Problem: Reproduce the entire listing below verbatim, line by line, and omit any picture from your reproduction.

╭──

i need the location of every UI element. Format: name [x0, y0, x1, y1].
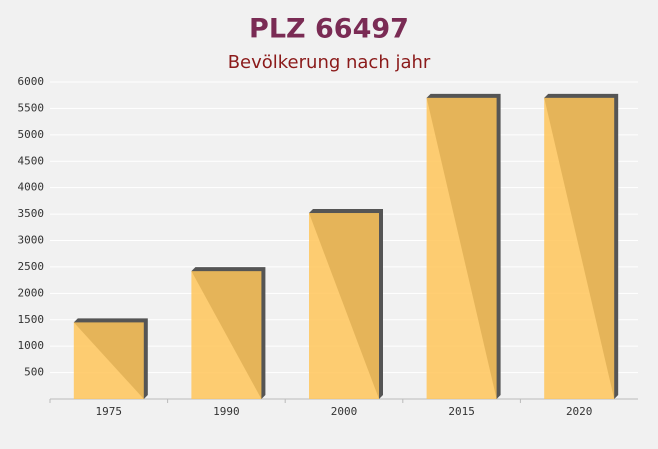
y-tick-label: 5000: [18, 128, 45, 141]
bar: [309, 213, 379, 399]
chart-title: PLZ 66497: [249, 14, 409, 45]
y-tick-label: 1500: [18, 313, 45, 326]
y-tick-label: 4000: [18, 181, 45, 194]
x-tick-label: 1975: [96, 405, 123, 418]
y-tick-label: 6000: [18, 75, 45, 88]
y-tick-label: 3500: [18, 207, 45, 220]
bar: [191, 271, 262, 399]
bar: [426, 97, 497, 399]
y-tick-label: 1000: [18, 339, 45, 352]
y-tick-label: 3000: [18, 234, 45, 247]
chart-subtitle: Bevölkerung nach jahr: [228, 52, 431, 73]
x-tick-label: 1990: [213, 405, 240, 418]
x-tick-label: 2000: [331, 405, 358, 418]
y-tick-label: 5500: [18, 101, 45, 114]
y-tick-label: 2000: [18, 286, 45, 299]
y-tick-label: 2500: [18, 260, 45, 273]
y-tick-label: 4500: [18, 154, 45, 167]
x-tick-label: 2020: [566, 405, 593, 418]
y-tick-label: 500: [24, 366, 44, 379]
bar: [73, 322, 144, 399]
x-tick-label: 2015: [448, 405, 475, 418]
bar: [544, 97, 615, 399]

╰──

Solved exercise:
i need the location of every UI element. Format: name [x0, y0, x1, y1].
y-tick-label: 5000: [18, 128, 45, 141]
bar: [309, 213, 379, 399]
chart-title: PLZ 66497: [249, 14, 409, 45]
y-tick-label: 1500: [18, 313, 45, 326]
y-tick-label: 4000: [18, 181, 45, 194]
x-tick-label: 1975: [96, 405, 123, 418]
y-tick-label: 6000: [18, 75, 45, 88]
y-tick-label: 3500: [18, 207, 45, 220]
bar: [191, 271, 262, 399]
bar: [426, 97, 497, 399]
y-tick-label: 1000: [18, 339, 45, 352]
y-tick-label: 3000: [18, 234, 45, 247]
chart-subtitle: Bevölkerung nach jahr: [228, 52, 431, 73]
x-tick-label: 1990: [213, 405, 240, 418]
x-tick-label: 2000: [331, 405, 358, 418]
y-tick-label: 5500: [18, 101, 45, 114]
y-tick-label: 2000: [18, 286, 45, 299]
y-tick-label: 2500: [18, 260, 45, 273]
y-tick-label: 4500: [18, 154, 45, 167]
x-tick-label: 2020: [566, 405, 593, 418]
y-tick-label: 500: [24, 366, 44, 379]
bar: [73, 322, 144, 399]
x-tick-label: 2015: [448, 405, 475, 418]
bar: [544, 97, 615, 399]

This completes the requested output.